━━━━━ Excerpted records ━━━━━

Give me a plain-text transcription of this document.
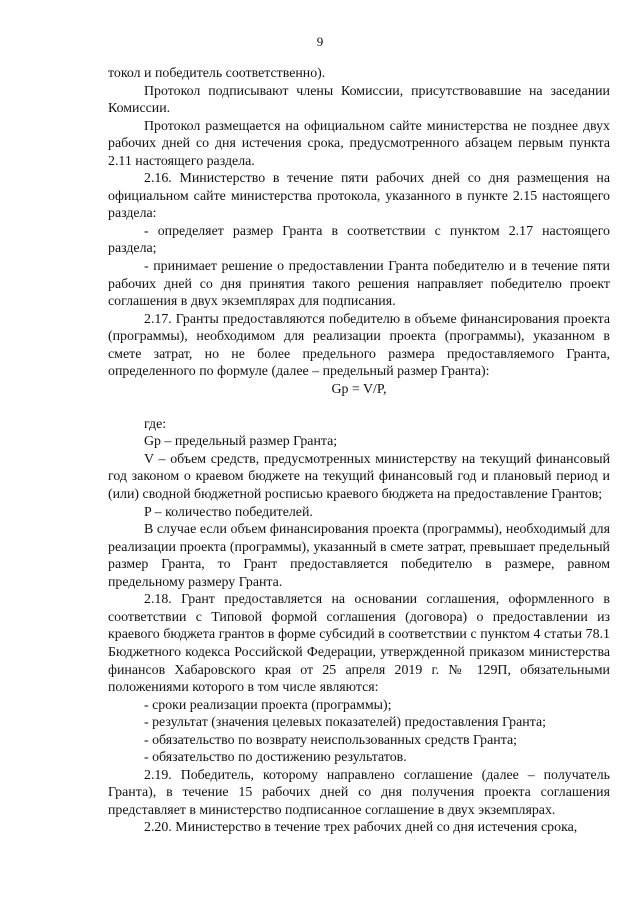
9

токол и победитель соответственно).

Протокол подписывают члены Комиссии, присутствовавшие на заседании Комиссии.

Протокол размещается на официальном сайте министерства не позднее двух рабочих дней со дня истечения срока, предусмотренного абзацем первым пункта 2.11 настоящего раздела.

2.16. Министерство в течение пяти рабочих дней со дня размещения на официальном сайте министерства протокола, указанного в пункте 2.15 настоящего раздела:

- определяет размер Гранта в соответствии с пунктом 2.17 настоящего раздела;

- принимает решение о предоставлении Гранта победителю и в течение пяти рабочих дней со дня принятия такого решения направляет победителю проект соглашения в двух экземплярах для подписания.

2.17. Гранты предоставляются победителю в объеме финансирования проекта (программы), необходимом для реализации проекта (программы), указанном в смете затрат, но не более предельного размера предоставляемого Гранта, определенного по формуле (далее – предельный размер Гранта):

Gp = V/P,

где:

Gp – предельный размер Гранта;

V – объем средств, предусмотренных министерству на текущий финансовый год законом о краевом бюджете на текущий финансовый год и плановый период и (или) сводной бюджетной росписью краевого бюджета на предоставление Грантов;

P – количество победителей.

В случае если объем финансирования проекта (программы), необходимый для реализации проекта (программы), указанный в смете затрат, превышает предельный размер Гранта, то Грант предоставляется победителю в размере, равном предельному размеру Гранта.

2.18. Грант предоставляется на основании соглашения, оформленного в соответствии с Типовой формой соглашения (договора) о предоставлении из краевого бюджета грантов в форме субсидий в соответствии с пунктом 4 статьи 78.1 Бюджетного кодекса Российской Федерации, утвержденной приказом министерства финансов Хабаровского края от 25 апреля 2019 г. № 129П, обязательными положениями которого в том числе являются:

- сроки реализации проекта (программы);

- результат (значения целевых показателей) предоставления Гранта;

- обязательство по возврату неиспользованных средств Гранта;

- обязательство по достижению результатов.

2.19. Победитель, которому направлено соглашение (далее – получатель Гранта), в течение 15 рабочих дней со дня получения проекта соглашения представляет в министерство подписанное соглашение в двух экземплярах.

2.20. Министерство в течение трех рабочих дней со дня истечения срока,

━━━━━

__What you are asked to do__
Give every record again exactly, apart from the pictures, which stay out.

__Written solution__
Give me a plain-text transcription of this document.
9

токол и победитель соответственно).

Протокол подписывают члены Комиссии, присутствовавшие на заседании Комиссии.

Протокол размещается на официальном сайте министерства не позднее двух рабочих дней со дня истечения срока, предусмотренного абзацем первым пункта 2.11 настоящего раздела.

2.16. Министерство в течение пяти рабочих дней со дня размещения на официальном сайте министерства протокола, указанного в пункте 2.15 настоящего раздела:

- определяет размер Гранта в соответствии с пунктом 2.17 настоящего раздела;

- принимает решение о предоставлении Гранта победителю и в течение пяти рабочих дней со дня принятия такого решения направляет победителю проект соглашения в двух экземплярах для подписания.

2.17. Гранты предоставляются победителю в объеме финансирования проекта (программы), необходимом для реализации проекта (программы), указанном в смете затрат, но не более предельного размера предоставляемого Гранта, определенного по формуле (далее – предельный размер Гранта):

Gp = V/P,

где:

Gp – предельный размер Гранта;

V – объем средств, предусмотренных министерству на текущий финансовый год законом о краевом бюджете на текущий финансовый год и плановый период и (или) сводной бюджетной росписью краевого бюджета на предоставление Грантов;

P – количество победителей.

В случае если объем финансирования проекта (программы), необходимый для реализации проекта (программы), указанный в смете затрат, превышает предельный размер Гранта, то Грант предоставляется победителю в размере, равном предельному размеру Гранта.

2.18. Грант предоставляется на основании соглашения, оформленного в соответствии с Типовой формой соглашения (договора) о предоставлении из краевого бюджета грантов в форме субсидий в соответствии с пунктом 4 статьи 78.1 Бюджетного кодекса Российской Федерации, утвержденной приказом министерства финансов Хабаровского края от 25 апреля 2019 г. № 129П, обязательными положениями которого в том числе являются:

- сроки реализации проекта (программы);

- результат (значения целевых показателей) предоставления Гранта;

- обязательство по возврату неиспользованных средств Гранта;

- обязательство по достижению результатов.

2.19. Победитель, которому направлено соглашение (далее – получатель Гранта), в течение 15 рабочих дней со дня получения проекта соглашения представляет в министерство подписанное соглашение в двух экземплярах.

2.20. Министерство в течение трех рабочих дней со дня истечения срока,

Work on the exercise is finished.